Stated goal >> Please quote the material exactly, every line of it.

Dataset records >>
* * * * * * *

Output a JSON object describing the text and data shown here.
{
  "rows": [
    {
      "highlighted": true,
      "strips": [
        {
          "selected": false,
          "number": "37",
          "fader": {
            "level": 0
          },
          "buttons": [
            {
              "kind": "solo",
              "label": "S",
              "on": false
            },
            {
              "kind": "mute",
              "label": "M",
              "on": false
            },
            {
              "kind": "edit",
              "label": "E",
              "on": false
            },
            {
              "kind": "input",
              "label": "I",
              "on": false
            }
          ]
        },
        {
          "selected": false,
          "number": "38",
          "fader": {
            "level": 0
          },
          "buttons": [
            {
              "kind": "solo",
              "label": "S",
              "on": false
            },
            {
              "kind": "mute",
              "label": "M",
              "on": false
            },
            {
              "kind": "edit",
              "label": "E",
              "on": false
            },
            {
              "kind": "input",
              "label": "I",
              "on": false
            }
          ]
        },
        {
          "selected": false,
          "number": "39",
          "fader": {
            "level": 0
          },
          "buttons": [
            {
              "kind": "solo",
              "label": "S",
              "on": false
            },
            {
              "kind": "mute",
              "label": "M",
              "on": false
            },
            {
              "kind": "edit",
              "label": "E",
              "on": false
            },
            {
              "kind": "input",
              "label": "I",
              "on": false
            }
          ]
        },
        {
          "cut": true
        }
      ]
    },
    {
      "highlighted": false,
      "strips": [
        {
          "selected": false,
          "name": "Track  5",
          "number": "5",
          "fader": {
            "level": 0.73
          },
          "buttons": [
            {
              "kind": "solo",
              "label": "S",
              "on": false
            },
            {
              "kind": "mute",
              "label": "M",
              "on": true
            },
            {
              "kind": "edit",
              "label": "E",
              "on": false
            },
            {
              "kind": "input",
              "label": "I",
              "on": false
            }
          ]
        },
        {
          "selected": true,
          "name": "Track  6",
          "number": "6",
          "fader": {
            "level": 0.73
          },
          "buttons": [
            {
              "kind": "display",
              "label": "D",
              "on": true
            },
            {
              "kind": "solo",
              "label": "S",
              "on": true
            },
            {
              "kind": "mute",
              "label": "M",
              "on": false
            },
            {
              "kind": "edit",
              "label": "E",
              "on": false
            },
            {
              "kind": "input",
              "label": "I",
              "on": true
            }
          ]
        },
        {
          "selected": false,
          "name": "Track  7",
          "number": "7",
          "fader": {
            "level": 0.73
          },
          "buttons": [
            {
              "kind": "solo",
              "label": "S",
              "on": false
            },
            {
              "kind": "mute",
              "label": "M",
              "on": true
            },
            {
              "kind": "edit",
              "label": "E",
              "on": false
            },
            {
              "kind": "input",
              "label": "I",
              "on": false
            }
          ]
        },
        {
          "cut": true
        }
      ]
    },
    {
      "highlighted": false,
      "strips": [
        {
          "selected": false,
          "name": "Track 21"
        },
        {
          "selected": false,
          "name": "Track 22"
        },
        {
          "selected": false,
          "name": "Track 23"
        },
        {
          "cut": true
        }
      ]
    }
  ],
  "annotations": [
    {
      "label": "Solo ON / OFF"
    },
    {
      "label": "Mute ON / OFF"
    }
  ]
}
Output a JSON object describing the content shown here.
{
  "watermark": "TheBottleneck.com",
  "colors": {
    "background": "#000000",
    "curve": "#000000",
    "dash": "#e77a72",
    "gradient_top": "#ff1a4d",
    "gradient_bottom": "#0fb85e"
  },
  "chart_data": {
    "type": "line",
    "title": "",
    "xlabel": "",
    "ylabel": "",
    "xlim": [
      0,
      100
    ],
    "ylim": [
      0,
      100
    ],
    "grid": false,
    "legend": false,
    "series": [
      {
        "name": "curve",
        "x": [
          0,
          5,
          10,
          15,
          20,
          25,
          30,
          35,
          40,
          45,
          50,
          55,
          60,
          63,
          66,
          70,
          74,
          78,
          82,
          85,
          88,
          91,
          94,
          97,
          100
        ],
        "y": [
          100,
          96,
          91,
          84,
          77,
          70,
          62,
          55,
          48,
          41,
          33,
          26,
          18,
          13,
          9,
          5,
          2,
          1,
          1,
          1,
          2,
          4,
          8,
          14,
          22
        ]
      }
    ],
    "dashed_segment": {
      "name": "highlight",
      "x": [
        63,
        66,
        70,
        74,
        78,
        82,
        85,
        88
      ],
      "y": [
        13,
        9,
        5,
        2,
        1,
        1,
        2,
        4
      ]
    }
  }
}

* * * * * * *

Task response >>
Output a JSON object describing the text and data shown here.
{
  "rows": [
    {
      "highlighted": true,
      "strips": [
        {
          "selected": false,
          "number": "37",
          "fader": {
            "level": 0
          },
          "buttons": [
            {
              "kind": "solo",
              "label": "S",
              "on": false
            },
            {
              "kind": "mute",
              "label": "M",
              "on": false
            },
            {
              "kind": "edit",
              "label": "E",
              "on": false
            },
            {
              "kind": "input",
              "label": "I",
              "on": false
            }
          ]
        },
        {
          "selected": false,
          "number": "38",
          "fader": {
            "level": 0
          },
          "buttons": [
            {
              "kind": "solo",
              "label": "S",
              "on": false
            },
            {
              "kind": "mute",
              "label": "M",
              "on": false
            },
            {
              "kind": "edit",
              "label": "E",
              "on": false
            },
            {
              "kind": "input",
              "label": "I",
              "on": false
            }
          ]
        },
        {
          "selected": false,
          "number": "39",
          "fader": {
            "level": 0
          },
          "buttons": [
            {
              "kind": "solo",
              "label": "S",
              "on": false
            },
            {
              "kind": "mute",
              "label": "M",
              "on": false
            },
            {
              "kind": "edit",
              "label": "E",
              "on": false
            },
            {
              "kind": "input",
              "label": "I",
              "on": false
            }
          ]
        },
        {
          "cut": true
        }
      ]
    },
    {
      "highlighted": false,
      "strips": [
        {
          "selected": false,
          "name": "Track  5",
          "number": "5",
          "fader": {
            "level": 0.73
          },
          "buttons": [
            {
              "kind": "solo",
              "label": "S",
              "on": false
            },
            {
              "kind": "mute",
              "label": "M",
              "on": true
            },
            {
              "kind": "edit",
              "label": "E",
              "on": false
            },
            {
              "kind": "input",
              "label": "I",
              "on": false
            }
          ]
        },
        {
          "selected": true,
          "name": "Track  6",
          "number": "6",
          "fader": {
            "level": 0.73
          },
          "buttons": [
            {
              "kind": "display",
              "label": "D",
              "on": true
            },
            {
              "kind": "solo",
              "label": "S",
              "on": true
            },
            {
              "kind": "mute",
              "label": "M",
              "on": false
            },
            {
              "kind": "edit",
              "label": "E",
              "on": false
            },
            {
              "kind": "input",
              "label": "I",
              "on": true
            }
          ]
        },
        {
          "selected": false,
          "name": "Track  7",
          "number": "7",
          "fader": {
            "level": 0.73
          },
          "buttons": [
            {
              "kind": "solo",
              "label": "S",
              "on": false
            },
            {
              "kind": "mute",
              "label": "M",
              "on": true
            },
            {
              "kind": "edit",
              "label": "E",
              "on": false
            },
            {
              "kind": "input",
              "label": "I",
              "on": false
            }
          ]
        },
        {
          "cut": true
        }
      ]
    },
    {
      "highlighted": false,
      "strips": [
        {
          "selected": false,
          "name": "Track 21"
        },
        {
          "selected": false,
          "name": "Track 22"
        },
        {
          "selected": false,
          "name": "Track 23"
        },
        {
          "cut": true
        }
      ]
    }
  ],
  "annotations": [
    {
      "label": "Solo ON / OFF"
    },
    {
      "label": "Mute ON / OFF"
    }
  ]
}
Output a JSON object describing the content shown here.
{
  "watermark": "TheBottleneck.com",
  "colors": {
    "background": "#000000",
    "curve": "#000000",
    "dash": "#e77a72",
    "gradient_top": "#ff1a4d",
    "gradient_bottom": "#0fb85e"
  },
  "chart_data": {
    "type": "line",
    "title": "",
    "xlabel": "",
    "ylabel": "",
    "xlim": [
      0,
      100
    ],
    "ylim": [
      0,
      100
    ],
    "grid": false,
    "legend": false,
    "series": [
      {
        "name": "curve",
        "x": [
          0,
          5,
          10,
          15,
          20,
          25,
          30,
          35,
          40,
          45,
          50,
          55,
          60,
          63,
          66,
          70,
          74,
          78,
          82,
          85,
          88,
          91,
          94,
          97,
          100
        ],
        "y": [
          100,
          96,
          91,
          84,
          77,
          70,
          62,
          55,
          48,
          41,
          33,
          26,
          18,
          13,
          9,
          5,
          2,
          1,
          1,
          1,
          2,
          4,
          8,
          14,
          22
        ]
      }
    ],
    "dashed_segment": {
      "name": "highlight",
      "x": [
        63,
        66,
        70,
        74,
        78,
        82,
        85,
        88
      ],
      "y": [
        13,
        9,
        5,
        2,
        1,
        1,
        2,
        4
      ]
    }
  }
}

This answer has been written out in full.